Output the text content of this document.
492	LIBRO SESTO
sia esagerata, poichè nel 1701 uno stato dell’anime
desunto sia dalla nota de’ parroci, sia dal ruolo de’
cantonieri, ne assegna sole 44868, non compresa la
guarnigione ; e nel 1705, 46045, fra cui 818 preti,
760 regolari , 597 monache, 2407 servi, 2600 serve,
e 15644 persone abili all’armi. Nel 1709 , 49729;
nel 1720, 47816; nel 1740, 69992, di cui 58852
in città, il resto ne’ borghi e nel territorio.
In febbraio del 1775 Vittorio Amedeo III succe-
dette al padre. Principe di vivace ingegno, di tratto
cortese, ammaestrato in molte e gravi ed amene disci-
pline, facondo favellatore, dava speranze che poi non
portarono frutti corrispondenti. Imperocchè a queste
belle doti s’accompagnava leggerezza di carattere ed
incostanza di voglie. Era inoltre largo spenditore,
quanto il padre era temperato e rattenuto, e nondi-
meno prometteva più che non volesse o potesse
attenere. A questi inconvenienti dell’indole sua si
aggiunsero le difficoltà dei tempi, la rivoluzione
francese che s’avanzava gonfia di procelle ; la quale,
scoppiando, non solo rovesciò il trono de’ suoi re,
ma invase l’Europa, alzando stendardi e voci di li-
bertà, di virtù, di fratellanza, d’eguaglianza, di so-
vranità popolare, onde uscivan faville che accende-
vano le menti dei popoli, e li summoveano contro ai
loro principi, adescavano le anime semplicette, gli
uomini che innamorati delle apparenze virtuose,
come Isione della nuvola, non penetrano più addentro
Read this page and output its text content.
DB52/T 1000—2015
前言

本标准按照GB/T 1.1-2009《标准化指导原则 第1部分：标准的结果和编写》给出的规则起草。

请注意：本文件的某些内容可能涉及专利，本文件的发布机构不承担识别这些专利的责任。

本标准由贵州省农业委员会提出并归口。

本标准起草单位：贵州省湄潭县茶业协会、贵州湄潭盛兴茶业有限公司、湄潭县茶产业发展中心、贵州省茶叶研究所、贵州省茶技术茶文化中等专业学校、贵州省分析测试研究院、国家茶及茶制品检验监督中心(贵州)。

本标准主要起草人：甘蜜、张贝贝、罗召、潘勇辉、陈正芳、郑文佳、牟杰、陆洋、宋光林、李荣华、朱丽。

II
..............................
**Objective**
Find the string "text" in the entries above and return each line that holds it.

**Response below**
Output the text content of this document.
Read this page and output its text content.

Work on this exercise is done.